:: GESTELLTE AUFGABE ::
Schreib alle folgenden Zeilen unverändert ab und lass dabei die Bilder weg.
------------------------------
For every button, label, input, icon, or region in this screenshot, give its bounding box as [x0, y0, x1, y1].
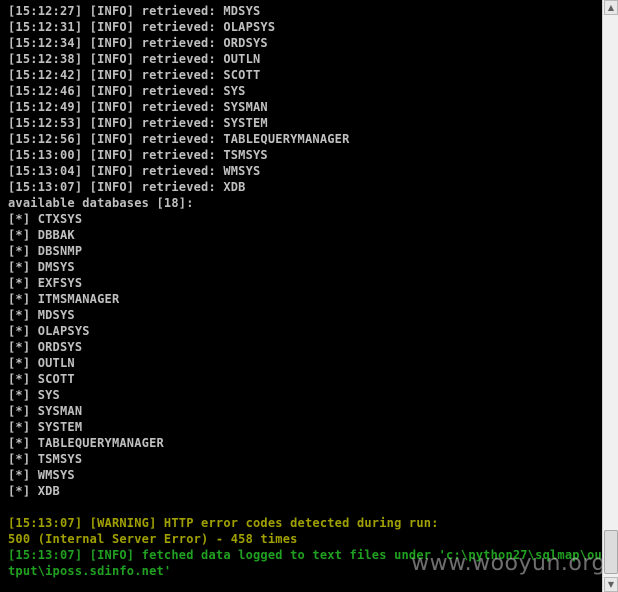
- console-line: [*] DMSYS: [8, 260, 75, 274]
- console-line: available databases [18]:: [8, 196, 194, 210]
- console-window[interactable]: [15:12:27] [INFO] retrieved: MDSYS [15:12…: [0, 0, 602, 592]
- scroll-down-arrow-icon[interactable]: ▼: [604, 577, 618, 592]
- console-line: [15:12:31] [INFO] retrieved: OLAPSYS: [8, 20, 276, 34]
- console-line: [*] OUTLN: [8, 356, 75, 370]
- console-line: [*] XDB: [8, 484, 60, 498]
- console-line: [*] SYSMAN: [8, 404, 83, 418]
- vertical-scrollbar[interactable]: ▲ ▼: [602, 0, 618, 592]
- watermark: www.wooyun.org: [411, 551, 606, 576]
- console-output: [15:12:27] [INFO] retrieved: MDSYS [15:12…: [8, 3, 602, 579]
- console-line: [*] DBSNMP: [8, 244, 83, 258]
- scroll-thumb[interactable]: [604, 530, 618, 574]
- console-line: [15:13:07] [INFO] retrieved: XDB: [8, 180, 246, 194]
- console-line: [15:12:46] [INFO] retrieved: SYS: [8, 84, 246, 98]
- console-line: [*] MDSYS: [8, 308, 75, 322]
- console-line: [*] ORDSYS: [8, 340, 83, 354]
- console-line: [15:13:07] [WARNING] HTTP error codes de…: [8, 516, 439, 530]
- console-line: [15:12:27] [INFO] retrieved: MDSYS: [8, 4, 261, 18]
- console-line: [15:13:00] [INFO] retrieved: TSMSYS: [8, 148, 268, 162]
- console-line: [15:12:42] [INFO] retrieved: SCOTT: [8, 68, 261, 82]
- console-line: [*] EXFSYS: [8, 276, 83, 290]
- console-line: [*] SCOTT: [8, 372, 75, 386]
- console-line: [*] CTXSYS: [8, 212, 83, 226]
- console-line: [15:13:04] [INFO] retrieved: WMSYS: [8, 164, 261, 178]
- console-line: [15:12:56] [INFO] retrieved: TABLEQUERYM…: [8, 132, 350, 146]
- console-line: [15:12:53] [INFO] retrieved: SYSTEM: [8, 116, 268, 130]
- console-line: [*] WMSYS: [8, 468, 75, 482]
- console-line: [*] ITMSMANAGER: [8, 292, 120, 306]
- console-line: [*] TABLEQUERYMANAGER: [8, 436, 164, 450]
- console-line: [15:12:34] [INFO] retrieved: ORDSYS: [8, 36, 268, 50]
- scroll-up-arrow-icon[interactable]: ▲: [604, 0, 618, 15]
- console-line: [15:12:38] [INFO] retrieved: OUTLN: [8, 52, 261, 66]
- console-line: [15:12:49] [INFO] retrieved: SYSMAN: [8, 100, 268, 114]
- console-line: [*] SYS: [8, 388, 60, 402]
- console-line: [*] TSMSYS: [8, 452, 83, 466]
- console-line: [*] OLAPSYS: [8, 324, 90, 338]
- console-line: [*] DBBAK: [8, 228, 75, 242]
- console-line: [*] SYSTEM: [8, 420, 83, 434]
- console-line: 500 (Internal Server Error) - 458 times: [8, 532, 298, 546]
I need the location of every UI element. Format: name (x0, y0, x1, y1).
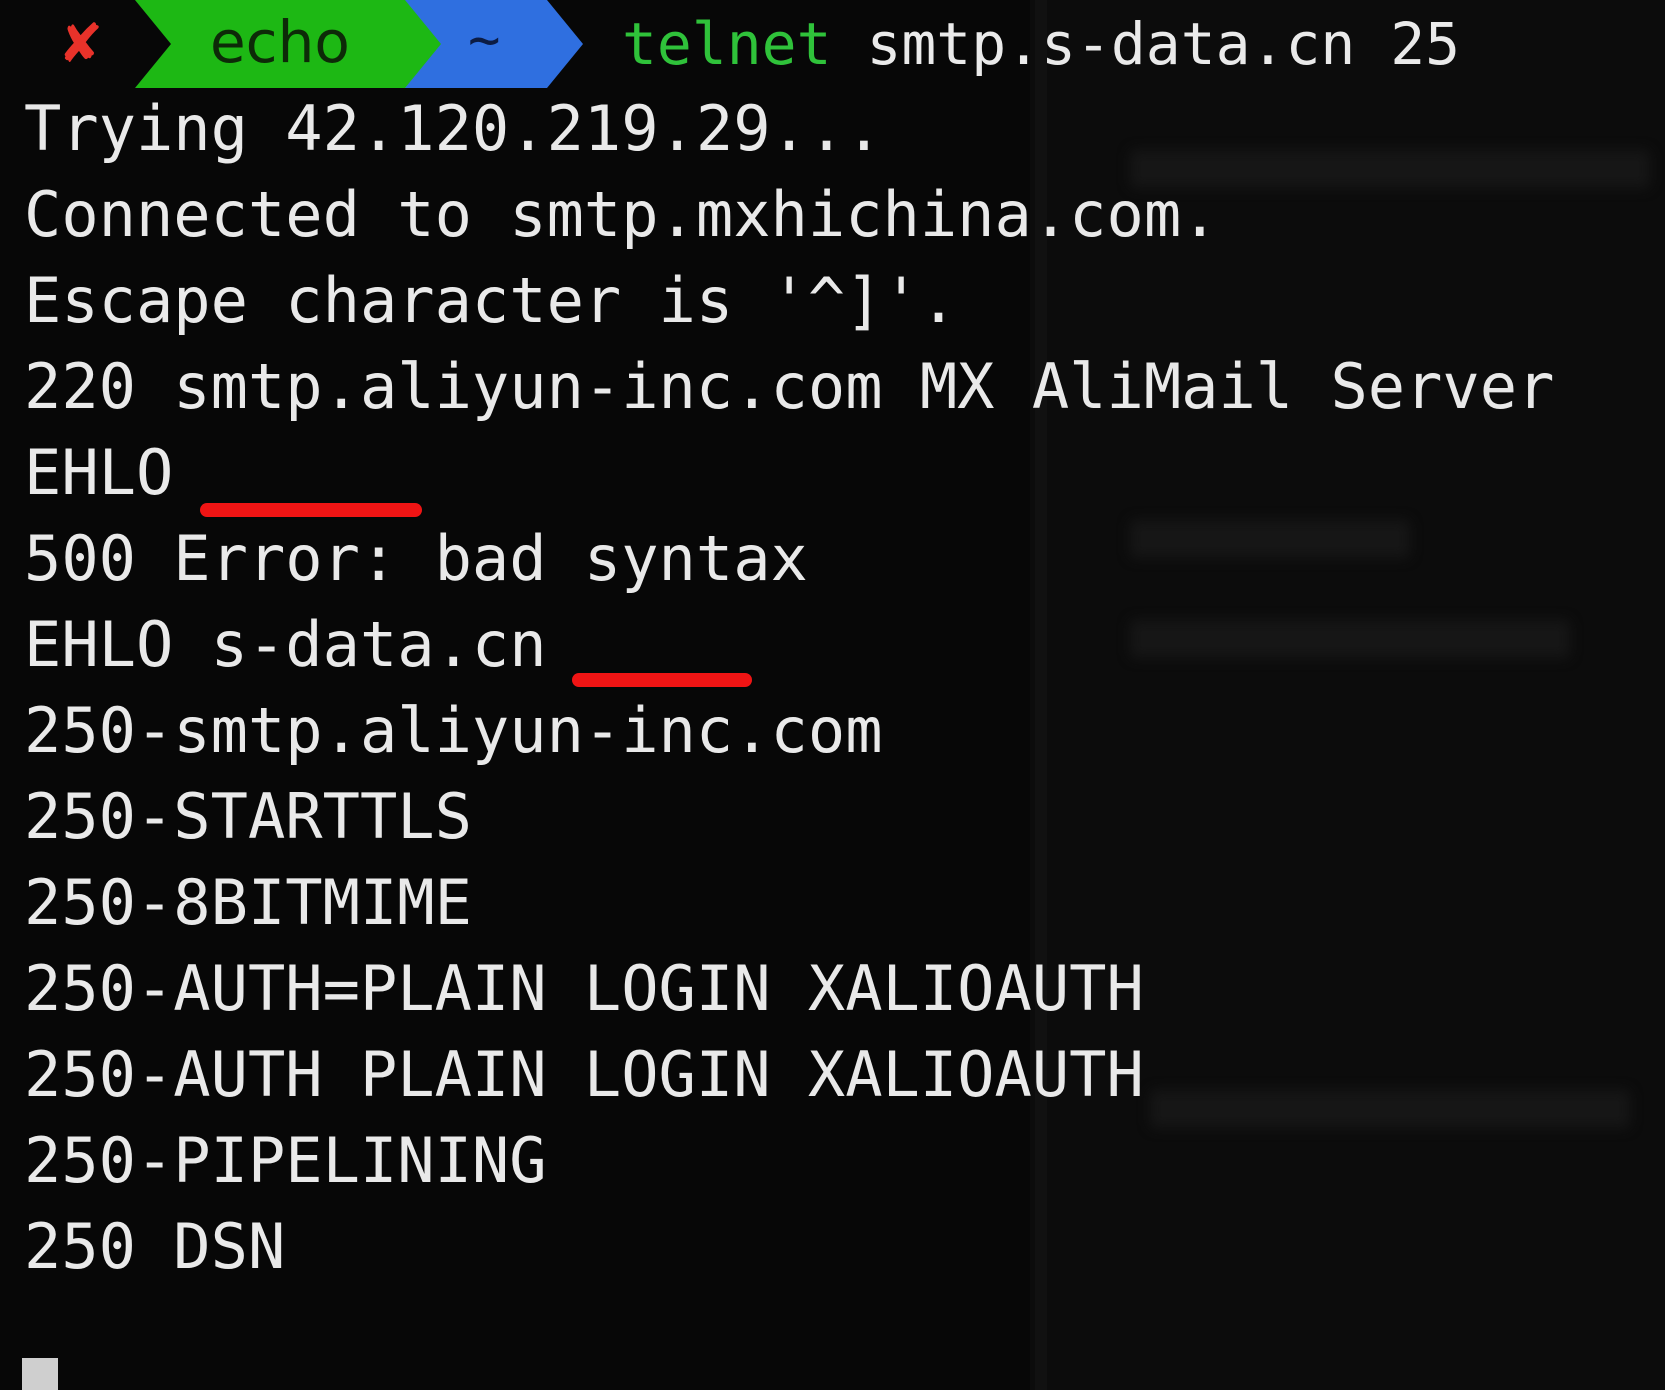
------------------------------
:: LÖSUNG DER AUFGABE ::
For every button, label, input, icon, or region in this screenshot, give its bounding box as [x0, y0, x1, y1].
- console-line: [*] DMSYS: [8, 260, 75, 274]
- console-line: available databases [18]:: [8, 196, 194, 210]
- console-window[interactable]: [15:12:27] [INFO] retrieved: MDSYS [15:12…: [0, 0, 602, 592]
- scroll-down-arrow-icon[interactable]: ▼: [604, 577, 618, 592]
- console-line: [15:12:31] [INFO] retrieved: OLAPSYS: [8, 20, 276, 34]
- console-line: [*] OUTLN: [8, 356, 75, 370]
- console-line: [*] XDB: [8, 484, 60, 498]
- console-line: [*] SYSMAN: [8, 404, 83, 418]
- vertical-scrollbar[interactable]: ▲ ▼: [602, 0, 618, 592]
- watermark: www.wooyun.org: [411, 551, 606, 576]
- console-output: [15:12:27] [INFO] retrieved: MDSYS [15:12…: [8, 3, 602, 579]
- console-line: [*] DBSNMP: [8, 244, 83, 258]
- scroll-thumb[interactable]: [604, 530, 618, 574]
- console-line: [15:13:07] [INFO] retrieved: XDB: [8, 180, 246, 194]
- console-line: [15:12:46] [INFO] retrieved: SYS: [8, 84, 246, 98]
- console-line: [*] MDSYS: [8, 308, 75, 322]
- console-line: [*] ORDSYS: [8, 340, 83, 354]
- console-line: [15:13:07] [WARNING] HTTP error codes de…: [8, 516, 439, 530]
- console-line: [15:12:27] [INFO] retrieved: MDSYS: [8, 4, 261, 18]
- console-line: [15:13:00] [INFO] retrieved: TSMSYS: [8, 148, 268, 162]
- console-line: [15:12:42] [INFO] retrieved: SCOTT: [8, 68, 261, 82]
- console-line: [*] EXFSYS: [8, 276, 83, 290]
- console-line: [*] SCOTT: [8, 372, 75, 386]
- console-line: [*] CTXSYS: [8, 212, 83, 226]
- console-line: [15:13:04] [INFO] retrieved: WMSYS: [8, 164, 261, 178]
- console-line: [15:12:56] [INFO] retrieved: TABLEQUERYM…: [8, 132, 350, 146]
- console-line: [15:12:53] [INFO] retrieved: SYSTEM: [8, 116, 268, 130]
- console-line: [*] WMSYS: [8, 468, 75, 482]
- console-line: [*] ITMSMANAGER: [8, 292, 120, 306]
- console-line: [*] TABLEQUERYMANAGER: [8, 436, 164, 450]
- console-line: [15:12:34] [INFO] retrieved: ORDSYS: [8, 36, 268, 50]
- scroll-up-arrow-icon[interactable]: ▲: [604, 0, 618, 15]
- console-line: [15:12:38] [INFO] retrieved: OUTLN: [8, 52, 261, 66]
- console-line: [15:12:49] [INFO] retrieved: SYSMAN: [8, 100, 268, 114]
- console-line: [*] SYS: [8, 388, 60, 402]
- console-line: [*] TSMSYS: [8, 452, 83, 466]
- console-line: [*] OLAPSYS: [8, 324, 90, 338]
- console-line: [*] DBBAK: [8, 228, 75, 242]
- console-line: [*] SYSTEM: [8, 420, 83, 434]
- console-line: 500 (Internal Server Error) - 458 times: [8, 532, 298, 546]
I need the location of every UI element. Format: name (x0, y0, x1, y1).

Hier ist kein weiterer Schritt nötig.